PROVIDED TEXT |
Despite that hospice care in nursing homes and other settings is associated with improved outcomes, only one in four nursing home residents enrolls in hospice before death. This study sought to determine whether an intervention that promotes communication about hospice care would increase enrollment and improve the quality of end-of-life care for nursing home residents. The intervention consisted of an informational visit about hospice care. Investigators conducted a study of 205 residents in three different types of nursing homes (urban facility, suburban facility, and VA nursing home with diverse population) and monitored hospice enrollment over 30 days, as well as families' ratings of the quality of care for residents who died during the six month follow-up period. Researchers found that hospice enrollment rates were significantly higher in the intervention group (20%) compared to the control group (1%), and that surrogates' ratings of the care residents received in the last week of life were significantly higher in the intervention group.4

Differences in Health Care at the End-of-Life for COPD vs. Lung Cancer

Chronic obstructive pulmonary disease (COPD) is the fourth leading cause of death in the U.S. Two previous studies compared patients with severe COPD and non-operable lung cancer and found that despite the fact that patients with COPD had worse health-related quality of life, depression and anxiety, they received fewer palliative care services. This retrospective cohort study examined health care use in the last six months of life between veterans who died with COPD, compared to those who died with lung cancer. Researchers found that during the last six months of life, veterans with COPD were twice as likely to be admitted to an intensive care unit and had five times the odds of remaining there two weeks or longer than those with lung cancer. Veterans with COPD also received care that was more consistent with prolonging life than palliation of symptoms, and costs for treating veterans with COPD were greater.5

End of Life Care: Medical Treatments and Costs by Age, Race, and Region

The number of veterans aged 85 and older grew from 223,000 in 1995 to 980,000 in 2005, but little is known about the overall level of healthcare utilization near the end of life at VA. In this study, researchers analyzed medical care costs and utilization patterns for five selected medical services (intensive care stays, mechanical ventilator use, pulmonary artery monitor use, dialysis, and cardiac catheterization) in both VA and Medicare facilities during the final two years of life for elderly VA patients. They also examined the aggressiveness of care, and variations due to cause of death, age, race, and geographic region. Assessing both VA and Medicare benefits, findings show that elderly veterans incurred an average of $43,795 in the final year of life, 40% more than an average Medicare beneficiary accrued during the final year of life. Investigators also found that selected aggressive medical treatments among veterans with acute hospital stays declined with increasing age, and that there was an increased use of other (non-acute) inpatient care as well as a decreased use of acute hospital care at the end of life.6

Other Ongoing Studies

VA researchers are conducting a variety of studies on end-of-life care, including A Randomized Trial of Care Management to Improve End of Life Care; Evaluation of a Cardiac Nurse Practitioner Palliative Care Program ; and Measuring Quality of Family Experience of Patients with Serious Illness.

References

1. Palliative Care. The Journal of the American Medical Association March 16, 2005; 293(11).

2. Hospice Care. The Journal of the American Medical Association February 8, 2006; 295(6).

3. Department of Veterans Affairs. VA Transforms End-of-Life Care for Veterans.

4. Casarett D, Karlawish J, Morales K, et al. Improving the Quality of End-of-Life Care in Nursing Homes: Results of a Randomized Controlled Trial. The Journal of the American Medical Association July 2005; 294:202-210.

5. Au D, Udris E, Fihn S, et al. Differences in Health Care Utilization at the End-of-Life Among Patients with COPD and Patients with Lung Cancer. Archives of Internal Medicine February 2006; 166:326-331.

6. Richardson SS, Yu W. Controlling for Patient Case Mix at the End of Life: Issues in Identifying Cause of Death. The Journal of the American Medical Association 2005; 294:793-794.

DATA FOR ANALYSIS |
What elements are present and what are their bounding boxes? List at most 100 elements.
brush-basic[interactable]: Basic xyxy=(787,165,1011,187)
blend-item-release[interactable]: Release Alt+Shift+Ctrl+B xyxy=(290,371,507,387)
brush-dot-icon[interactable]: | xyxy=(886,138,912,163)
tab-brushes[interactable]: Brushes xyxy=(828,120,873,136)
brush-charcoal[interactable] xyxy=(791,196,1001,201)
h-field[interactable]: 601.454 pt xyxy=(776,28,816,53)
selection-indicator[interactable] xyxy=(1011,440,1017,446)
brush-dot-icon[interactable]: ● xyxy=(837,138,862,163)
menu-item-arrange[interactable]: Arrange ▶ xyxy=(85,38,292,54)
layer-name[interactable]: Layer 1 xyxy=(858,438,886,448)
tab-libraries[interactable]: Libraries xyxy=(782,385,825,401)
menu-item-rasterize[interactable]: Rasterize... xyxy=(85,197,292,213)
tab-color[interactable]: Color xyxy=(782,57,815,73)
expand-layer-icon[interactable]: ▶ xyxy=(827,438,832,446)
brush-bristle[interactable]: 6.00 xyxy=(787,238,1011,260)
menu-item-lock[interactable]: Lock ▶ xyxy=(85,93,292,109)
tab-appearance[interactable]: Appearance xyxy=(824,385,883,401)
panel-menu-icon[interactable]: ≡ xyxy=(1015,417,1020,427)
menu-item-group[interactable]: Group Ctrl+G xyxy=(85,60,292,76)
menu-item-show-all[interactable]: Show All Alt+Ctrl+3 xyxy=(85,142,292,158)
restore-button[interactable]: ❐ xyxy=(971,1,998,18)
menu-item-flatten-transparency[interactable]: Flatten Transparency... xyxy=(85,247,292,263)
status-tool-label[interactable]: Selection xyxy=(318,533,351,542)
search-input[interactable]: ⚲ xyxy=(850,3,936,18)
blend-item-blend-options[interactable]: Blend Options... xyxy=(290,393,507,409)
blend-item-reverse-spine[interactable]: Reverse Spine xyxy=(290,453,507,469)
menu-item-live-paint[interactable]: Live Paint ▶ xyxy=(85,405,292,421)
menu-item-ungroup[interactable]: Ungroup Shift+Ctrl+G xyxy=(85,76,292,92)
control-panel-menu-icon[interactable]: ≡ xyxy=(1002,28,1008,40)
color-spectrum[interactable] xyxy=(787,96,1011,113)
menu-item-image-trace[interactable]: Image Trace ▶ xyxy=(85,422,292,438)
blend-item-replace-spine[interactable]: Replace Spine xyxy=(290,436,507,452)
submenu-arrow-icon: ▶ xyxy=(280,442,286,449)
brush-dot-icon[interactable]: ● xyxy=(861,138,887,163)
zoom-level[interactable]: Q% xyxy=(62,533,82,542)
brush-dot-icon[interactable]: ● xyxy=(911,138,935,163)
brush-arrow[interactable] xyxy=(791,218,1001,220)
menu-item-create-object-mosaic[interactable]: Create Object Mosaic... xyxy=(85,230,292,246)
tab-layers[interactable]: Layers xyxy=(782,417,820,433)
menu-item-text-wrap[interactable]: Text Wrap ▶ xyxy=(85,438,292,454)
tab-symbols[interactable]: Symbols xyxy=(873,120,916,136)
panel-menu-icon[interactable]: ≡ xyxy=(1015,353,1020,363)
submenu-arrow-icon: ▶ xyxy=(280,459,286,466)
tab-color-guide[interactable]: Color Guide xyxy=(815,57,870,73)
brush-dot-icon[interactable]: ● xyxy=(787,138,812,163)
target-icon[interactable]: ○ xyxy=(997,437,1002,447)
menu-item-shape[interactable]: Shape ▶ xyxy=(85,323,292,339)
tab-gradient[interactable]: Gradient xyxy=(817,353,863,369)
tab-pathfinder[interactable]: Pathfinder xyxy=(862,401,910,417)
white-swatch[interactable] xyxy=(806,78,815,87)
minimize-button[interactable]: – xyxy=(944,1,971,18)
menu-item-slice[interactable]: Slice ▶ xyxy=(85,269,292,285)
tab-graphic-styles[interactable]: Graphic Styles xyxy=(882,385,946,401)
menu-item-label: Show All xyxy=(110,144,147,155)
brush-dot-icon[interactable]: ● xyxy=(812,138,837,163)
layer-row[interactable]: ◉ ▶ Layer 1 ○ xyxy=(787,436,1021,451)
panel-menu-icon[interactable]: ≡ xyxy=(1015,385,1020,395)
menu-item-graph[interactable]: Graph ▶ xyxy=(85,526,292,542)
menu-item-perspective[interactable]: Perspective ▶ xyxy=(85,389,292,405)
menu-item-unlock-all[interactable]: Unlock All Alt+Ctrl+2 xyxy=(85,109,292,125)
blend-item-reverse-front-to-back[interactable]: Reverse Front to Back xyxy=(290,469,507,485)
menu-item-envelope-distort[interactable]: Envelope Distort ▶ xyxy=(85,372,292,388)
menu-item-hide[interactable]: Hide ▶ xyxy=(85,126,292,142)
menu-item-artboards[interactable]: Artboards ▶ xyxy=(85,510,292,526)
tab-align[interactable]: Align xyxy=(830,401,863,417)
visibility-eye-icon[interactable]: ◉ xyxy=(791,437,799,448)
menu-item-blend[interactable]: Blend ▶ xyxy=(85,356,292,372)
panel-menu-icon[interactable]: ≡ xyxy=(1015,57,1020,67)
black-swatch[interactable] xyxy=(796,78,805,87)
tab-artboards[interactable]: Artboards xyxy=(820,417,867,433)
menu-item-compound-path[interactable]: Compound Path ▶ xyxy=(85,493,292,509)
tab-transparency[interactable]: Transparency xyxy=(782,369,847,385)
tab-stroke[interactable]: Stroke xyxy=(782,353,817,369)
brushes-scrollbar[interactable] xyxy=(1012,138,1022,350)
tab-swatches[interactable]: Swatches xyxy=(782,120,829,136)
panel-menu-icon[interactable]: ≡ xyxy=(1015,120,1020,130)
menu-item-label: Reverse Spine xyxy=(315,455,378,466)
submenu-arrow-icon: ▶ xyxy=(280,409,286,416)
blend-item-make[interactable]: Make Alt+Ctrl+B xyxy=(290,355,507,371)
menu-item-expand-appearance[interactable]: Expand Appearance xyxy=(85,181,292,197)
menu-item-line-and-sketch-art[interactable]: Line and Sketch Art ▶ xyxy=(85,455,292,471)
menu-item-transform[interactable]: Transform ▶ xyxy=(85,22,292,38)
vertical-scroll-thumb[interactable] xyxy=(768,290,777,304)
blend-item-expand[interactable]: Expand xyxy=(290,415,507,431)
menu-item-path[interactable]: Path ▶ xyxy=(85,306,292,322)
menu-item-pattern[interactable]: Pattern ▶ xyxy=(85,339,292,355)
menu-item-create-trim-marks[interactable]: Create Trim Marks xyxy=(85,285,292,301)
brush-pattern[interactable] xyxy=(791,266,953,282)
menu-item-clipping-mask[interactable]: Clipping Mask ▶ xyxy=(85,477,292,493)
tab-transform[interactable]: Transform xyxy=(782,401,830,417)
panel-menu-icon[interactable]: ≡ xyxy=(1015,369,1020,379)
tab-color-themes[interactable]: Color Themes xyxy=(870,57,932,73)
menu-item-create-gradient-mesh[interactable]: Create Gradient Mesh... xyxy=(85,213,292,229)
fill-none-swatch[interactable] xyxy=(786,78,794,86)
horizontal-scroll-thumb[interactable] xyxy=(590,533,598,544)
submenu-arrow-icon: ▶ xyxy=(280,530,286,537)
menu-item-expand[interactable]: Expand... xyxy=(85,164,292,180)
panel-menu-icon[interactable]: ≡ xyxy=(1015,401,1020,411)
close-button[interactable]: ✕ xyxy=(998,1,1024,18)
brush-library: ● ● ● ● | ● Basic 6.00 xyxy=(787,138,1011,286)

ACTIONS TO TAKE |
1. List the five medical services whose costs and utilization patterns were analyzed in the study described in the end-of-life care text.
2. Reproduce word for word the part of the end-of-life care text that opens with the words containing "1. Palliative Care." and closes with "8, 2006; 295(6).".

RESULTS BY TASK |
1. Intensive care stays, mechanical ventilator use, pulmonary artery monitor use, dialysis, and cardiac catheterization.

2.
1. Palliative Care. The Journal of the American Medical Association March 16, 2005; 293(11).

2. Hospice Care. The Journal of the American Medical Association February 8, 2006; 295(6).